> _What this task involves_
Copy all the items below word for word, line by line, leaving the pictures out.

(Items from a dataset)
>> start

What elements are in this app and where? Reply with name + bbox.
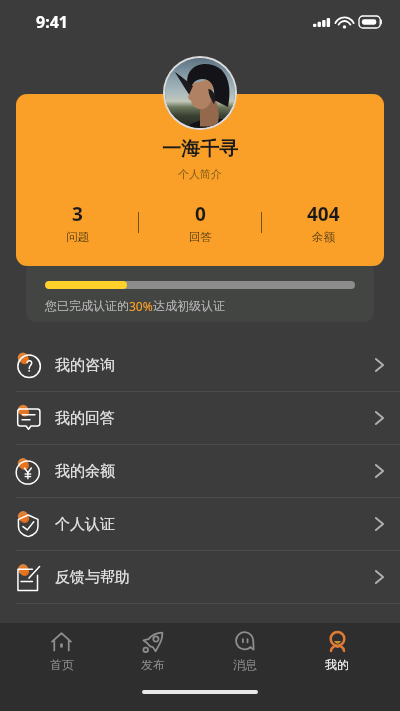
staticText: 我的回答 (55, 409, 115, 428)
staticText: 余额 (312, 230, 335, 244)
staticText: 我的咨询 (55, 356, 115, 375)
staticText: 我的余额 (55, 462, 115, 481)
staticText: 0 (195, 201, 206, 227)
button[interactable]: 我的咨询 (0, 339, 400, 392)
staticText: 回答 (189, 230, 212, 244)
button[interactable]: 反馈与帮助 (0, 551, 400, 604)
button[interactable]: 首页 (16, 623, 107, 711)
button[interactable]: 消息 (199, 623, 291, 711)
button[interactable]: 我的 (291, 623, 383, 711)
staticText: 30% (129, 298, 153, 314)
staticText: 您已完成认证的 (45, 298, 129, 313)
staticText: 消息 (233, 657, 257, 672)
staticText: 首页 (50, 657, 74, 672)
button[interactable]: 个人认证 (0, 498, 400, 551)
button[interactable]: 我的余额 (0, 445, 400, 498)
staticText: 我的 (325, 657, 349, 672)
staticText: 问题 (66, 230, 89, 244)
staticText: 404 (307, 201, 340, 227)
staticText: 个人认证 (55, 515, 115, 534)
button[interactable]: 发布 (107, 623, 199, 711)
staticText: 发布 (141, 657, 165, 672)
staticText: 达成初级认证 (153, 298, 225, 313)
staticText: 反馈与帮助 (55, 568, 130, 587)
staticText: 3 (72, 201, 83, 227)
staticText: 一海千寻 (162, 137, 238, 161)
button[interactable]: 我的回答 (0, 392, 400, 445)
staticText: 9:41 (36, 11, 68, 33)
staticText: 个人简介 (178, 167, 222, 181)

>> end

> _Response to this exercise_
What elements are in this app and where? Reply with name + bbox.
staticText: 我的回答 (55, 409, 115, 428)
staticText: 余额 (312, 230, 335, 244)
staticText: 我的咨询 (55, 356, 115, 375)
staticText: 我的余额 (55, 462, 115, 481)
staticText: 0 (195, 201, 206, 227)
button[interactable]: 我的咨询 (0, 339, 400, 392)
staticText: 回答 (189, 230, 212, 244)
button[interactable]: 反馈与帮助 (0, 551, 400, 604)
button[interactable]: 首页 (16, 623, 107, 711)
button[interactable]: 消息 (199, 623, 291, 711)
button[interactable]: 我的 (291, 623, 383, 711)
staticText: 30% (129, 298, 153, 314)
staticText: 您已完成认证的 (45, 298, 129, 313)
staticText: 消息 (233, 657, 257, 672)
staticText: 首页 (50, 657, 74, 672)
button[interactable]: 个人认证 (0, 498, 400, 551)
button[interactable]: 我的余额 (0, 445, 400, 498)
staticText: 我的 (325, 657, 349, 672)
staticText: 问题 (66, 230, 89, 244)
staticText: 404 (307, 201, 340, 227)
staticText: 个人认证 (55, 515, 115, 534)
button[interactable]: 发布 (107, 623, 199, 711)
staticText: 发布 (141, 657, 165, 672)
staticText: 达成初级认证 (153, 298, 225, 313)
staticText: 反馈与帮助 (55, 568, 130, 587)
staticText: 3 (72, 201, 83, 227)
staticText: 一海千寻 (162, 137, 238, 161)
button[interactable]: 我的回答 (0, 392, 400, 445)
staticText: 9:41 (36, 11, 68, 33)
staticText: 个人简介 (178, 167, 222, 181)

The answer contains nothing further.